Exercise aim
Locate each line holding the string "định" and copy it.

Records provided
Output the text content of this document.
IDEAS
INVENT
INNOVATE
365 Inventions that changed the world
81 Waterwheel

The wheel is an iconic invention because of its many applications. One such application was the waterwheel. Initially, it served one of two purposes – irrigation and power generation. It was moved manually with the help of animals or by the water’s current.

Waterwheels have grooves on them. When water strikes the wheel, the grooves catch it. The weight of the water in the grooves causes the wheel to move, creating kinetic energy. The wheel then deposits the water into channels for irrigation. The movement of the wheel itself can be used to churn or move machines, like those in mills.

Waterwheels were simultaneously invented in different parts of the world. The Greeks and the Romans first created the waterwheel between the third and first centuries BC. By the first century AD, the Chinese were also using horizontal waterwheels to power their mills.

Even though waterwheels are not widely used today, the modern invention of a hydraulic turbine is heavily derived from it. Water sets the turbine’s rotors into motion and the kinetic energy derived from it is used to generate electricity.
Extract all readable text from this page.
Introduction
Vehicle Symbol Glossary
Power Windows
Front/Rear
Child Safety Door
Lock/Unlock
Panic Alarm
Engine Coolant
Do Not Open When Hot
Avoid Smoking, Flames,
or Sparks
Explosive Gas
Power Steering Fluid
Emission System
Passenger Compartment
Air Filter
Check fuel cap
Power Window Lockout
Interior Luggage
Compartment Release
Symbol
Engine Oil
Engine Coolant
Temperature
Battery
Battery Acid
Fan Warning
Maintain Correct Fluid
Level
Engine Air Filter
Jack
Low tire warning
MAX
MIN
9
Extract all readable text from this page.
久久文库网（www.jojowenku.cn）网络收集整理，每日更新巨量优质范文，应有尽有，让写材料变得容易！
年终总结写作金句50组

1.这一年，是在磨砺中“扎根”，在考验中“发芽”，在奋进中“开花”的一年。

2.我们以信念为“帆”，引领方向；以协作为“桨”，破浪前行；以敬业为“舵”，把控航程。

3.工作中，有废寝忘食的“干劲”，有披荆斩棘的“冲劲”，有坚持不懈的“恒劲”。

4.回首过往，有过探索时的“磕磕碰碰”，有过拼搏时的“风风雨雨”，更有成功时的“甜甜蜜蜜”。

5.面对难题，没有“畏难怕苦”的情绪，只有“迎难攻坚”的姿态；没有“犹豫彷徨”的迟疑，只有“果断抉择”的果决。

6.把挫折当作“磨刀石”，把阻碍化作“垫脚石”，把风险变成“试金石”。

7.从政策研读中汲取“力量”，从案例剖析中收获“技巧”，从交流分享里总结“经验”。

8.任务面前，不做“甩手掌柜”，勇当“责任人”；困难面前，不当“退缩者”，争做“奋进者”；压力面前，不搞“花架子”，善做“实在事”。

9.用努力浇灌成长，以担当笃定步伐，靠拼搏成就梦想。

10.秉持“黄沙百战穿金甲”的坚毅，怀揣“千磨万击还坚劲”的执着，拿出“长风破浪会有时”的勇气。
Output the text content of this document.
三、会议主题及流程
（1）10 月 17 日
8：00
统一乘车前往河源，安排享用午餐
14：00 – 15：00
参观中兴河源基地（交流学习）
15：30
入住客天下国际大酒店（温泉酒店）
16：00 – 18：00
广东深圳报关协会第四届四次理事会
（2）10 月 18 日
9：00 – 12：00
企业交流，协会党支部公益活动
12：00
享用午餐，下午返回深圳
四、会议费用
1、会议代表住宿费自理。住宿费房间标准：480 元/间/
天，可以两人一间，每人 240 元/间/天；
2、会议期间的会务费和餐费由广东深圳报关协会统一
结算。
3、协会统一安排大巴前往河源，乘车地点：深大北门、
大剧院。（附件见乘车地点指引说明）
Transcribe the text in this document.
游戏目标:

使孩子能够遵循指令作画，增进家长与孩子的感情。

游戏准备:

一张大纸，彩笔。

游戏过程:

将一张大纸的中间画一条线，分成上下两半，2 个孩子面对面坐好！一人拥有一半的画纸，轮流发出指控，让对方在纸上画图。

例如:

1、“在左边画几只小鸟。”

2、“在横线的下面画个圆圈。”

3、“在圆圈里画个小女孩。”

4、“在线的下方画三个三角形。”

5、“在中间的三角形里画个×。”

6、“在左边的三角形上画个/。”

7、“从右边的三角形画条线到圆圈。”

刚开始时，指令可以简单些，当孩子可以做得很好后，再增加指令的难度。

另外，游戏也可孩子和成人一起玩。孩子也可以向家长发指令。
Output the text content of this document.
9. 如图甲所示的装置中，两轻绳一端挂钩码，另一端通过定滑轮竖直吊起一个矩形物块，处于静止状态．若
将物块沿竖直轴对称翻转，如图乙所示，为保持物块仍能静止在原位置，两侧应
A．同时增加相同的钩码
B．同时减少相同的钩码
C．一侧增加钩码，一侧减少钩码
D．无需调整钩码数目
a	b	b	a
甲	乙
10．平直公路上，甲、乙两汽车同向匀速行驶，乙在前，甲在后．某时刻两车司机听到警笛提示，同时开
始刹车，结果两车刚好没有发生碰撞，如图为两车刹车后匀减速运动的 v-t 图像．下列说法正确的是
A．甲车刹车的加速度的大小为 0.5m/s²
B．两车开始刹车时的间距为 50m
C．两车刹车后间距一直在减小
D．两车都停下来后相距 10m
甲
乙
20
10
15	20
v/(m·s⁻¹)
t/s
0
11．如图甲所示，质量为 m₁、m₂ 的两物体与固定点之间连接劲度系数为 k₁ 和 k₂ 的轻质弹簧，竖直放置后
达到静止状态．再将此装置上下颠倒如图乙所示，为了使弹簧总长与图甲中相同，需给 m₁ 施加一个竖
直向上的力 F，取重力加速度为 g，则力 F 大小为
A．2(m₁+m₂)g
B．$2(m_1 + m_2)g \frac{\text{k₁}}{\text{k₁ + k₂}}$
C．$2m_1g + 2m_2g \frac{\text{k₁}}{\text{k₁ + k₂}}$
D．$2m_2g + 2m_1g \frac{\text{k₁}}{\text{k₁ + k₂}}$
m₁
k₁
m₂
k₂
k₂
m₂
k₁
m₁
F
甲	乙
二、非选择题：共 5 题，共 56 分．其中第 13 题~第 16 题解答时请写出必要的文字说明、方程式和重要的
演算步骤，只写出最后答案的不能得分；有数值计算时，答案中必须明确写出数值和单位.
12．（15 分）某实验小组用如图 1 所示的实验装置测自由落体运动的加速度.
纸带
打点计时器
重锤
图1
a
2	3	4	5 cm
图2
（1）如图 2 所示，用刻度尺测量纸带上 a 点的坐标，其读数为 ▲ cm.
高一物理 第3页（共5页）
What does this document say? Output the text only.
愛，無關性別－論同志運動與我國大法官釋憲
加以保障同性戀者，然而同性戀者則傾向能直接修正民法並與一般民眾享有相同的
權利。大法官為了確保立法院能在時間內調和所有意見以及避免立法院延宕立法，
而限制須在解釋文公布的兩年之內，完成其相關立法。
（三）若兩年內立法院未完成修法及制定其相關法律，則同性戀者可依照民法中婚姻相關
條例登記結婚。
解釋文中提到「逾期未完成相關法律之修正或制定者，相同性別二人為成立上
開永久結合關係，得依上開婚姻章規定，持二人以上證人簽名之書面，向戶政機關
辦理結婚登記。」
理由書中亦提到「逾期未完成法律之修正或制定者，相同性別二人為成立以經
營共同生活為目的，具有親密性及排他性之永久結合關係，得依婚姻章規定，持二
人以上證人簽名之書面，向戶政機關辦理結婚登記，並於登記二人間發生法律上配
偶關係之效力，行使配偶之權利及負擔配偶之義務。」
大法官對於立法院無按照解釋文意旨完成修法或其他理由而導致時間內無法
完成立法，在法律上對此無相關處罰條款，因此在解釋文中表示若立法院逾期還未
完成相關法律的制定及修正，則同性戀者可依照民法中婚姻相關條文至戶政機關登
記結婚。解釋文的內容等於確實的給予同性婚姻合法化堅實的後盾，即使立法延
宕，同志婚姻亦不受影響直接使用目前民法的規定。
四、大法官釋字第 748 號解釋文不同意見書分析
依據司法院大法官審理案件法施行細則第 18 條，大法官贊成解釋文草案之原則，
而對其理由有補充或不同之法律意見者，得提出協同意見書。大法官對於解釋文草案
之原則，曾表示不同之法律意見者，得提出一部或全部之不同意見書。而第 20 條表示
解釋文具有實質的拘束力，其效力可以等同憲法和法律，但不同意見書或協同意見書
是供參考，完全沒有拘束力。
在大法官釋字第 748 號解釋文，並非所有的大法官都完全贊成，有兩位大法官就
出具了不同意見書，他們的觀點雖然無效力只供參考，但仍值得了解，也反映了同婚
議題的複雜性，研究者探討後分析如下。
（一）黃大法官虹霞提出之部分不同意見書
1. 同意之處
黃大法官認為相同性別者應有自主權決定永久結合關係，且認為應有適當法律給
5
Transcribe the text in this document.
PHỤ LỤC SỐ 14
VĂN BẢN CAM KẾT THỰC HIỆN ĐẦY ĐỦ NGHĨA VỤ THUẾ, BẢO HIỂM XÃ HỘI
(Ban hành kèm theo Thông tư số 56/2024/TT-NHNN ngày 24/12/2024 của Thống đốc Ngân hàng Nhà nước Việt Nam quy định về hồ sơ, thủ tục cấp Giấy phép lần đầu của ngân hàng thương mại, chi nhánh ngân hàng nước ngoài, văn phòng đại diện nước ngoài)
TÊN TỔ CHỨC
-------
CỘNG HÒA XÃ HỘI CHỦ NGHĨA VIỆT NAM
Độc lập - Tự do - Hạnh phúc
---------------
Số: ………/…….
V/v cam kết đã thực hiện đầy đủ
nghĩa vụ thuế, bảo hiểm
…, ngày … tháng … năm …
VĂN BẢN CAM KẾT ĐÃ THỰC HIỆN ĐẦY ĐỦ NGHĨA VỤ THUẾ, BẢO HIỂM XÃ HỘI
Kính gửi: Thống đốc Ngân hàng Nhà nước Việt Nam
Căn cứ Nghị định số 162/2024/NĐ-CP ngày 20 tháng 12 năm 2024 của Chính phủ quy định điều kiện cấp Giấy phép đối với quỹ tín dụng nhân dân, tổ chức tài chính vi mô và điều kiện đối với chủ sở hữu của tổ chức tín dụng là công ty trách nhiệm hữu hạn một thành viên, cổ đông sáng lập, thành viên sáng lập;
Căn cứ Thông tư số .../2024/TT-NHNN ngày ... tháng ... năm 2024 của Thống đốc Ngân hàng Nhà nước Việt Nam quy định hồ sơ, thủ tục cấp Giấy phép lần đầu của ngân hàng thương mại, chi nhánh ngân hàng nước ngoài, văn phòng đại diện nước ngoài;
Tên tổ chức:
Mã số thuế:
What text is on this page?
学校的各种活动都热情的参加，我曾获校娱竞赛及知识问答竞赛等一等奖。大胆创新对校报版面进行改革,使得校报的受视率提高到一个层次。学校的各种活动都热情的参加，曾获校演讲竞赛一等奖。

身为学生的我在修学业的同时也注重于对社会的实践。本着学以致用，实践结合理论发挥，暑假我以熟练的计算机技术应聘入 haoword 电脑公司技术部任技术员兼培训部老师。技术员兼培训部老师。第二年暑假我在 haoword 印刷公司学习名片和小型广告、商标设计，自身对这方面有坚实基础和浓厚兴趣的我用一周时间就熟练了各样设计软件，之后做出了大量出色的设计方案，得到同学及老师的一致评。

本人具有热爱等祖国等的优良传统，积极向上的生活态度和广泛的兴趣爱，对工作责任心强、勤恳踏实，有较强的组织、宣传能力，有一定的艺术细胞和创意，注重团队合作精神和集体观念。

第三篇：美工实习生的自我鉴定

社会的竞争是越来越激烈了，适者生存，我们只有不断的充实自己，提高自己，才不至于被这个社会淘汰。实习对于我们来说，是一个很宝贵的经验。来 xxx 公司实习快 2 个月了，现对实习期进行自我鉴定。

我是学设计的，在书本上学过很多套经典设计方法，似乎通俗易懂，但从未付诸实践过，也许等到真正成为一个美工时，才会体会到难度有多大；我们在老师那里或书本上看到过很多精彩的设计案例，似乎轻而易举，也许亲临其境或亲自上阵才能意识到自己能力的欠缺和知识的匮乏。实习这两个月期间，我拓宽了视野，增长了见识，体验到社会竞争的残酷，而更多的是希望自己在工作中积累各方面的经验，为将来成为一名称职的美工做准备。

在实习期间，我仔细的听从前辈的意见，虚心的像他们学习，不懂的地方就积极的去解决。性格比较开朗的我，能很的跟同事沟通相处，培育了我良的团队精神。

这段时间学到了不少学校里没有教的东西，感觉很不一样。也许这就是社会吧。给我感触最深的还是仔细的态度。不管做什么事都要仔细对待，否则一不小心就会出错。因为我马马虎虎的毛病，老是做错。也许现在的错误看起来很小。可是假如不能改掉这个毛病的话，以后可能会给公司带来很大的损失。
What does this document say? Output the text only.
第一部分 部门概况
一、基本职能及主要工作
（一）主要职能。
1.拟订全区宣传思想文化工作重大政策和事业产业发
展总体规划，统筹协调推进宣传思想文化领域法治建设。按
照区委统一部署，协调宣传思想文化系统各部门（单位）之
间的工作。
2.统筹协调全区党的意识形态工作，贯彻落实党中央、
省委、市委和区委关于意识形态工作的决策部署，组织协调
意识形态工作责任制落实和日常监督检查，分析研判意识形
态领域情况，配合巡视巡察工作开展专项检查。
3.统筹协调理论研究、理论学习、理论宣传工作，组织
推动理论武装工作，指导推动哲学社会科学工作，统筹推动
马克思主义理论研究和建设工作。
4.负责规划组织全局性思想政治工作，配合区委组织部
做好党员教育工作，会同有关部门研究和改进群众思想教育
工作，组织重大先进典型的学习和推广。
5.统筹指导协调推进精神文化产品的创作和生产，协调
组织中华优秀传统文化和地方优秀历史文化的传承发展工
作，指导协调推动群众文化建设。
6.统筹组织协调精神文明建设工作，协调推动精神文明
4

Problem solution
(Ban hành kèm theo Thông tư số 56/2024/TT-NHNN ngày 24/12/2024 của Thống đốc Ngân hàng Nhà nước Việt Nam quy định về hồ sơ, thủ tục cấp Giấy phép lần đầu của ngân hàng thương mại, chi nhánh ngân hàng nước ngoài, văn phòng đại diện nước ngoài)
Căn cứ Nghị định số 162/2024/NĐ-CP ngày 20 tháng 12 năm 2024 của Chính phủ quy định điều kiện cấp Giấy phép đối với quỹ tín dụng nhân dân, tổ chức tài chính vi mô và điều kiện đối với chủ sở hữu của tổ chức tín dụng là công ty trách nhiệm hữu hạn một thành viên, cổ đông sáng lập, thành viên sáng lập;
Căn cứ Thông tư số .../2024/TT-NHNN ngày ... tháng ... năm 2024 của Thống đốc Ngân hàng Nhà nước Việt Nam quy định hồ sơ, thủ tục cấp Giấy phép lần đầu của ngân hàng thương mại, chi nhánh ngân hàng nước ngoài, văn phòng đại diện nước ngoài;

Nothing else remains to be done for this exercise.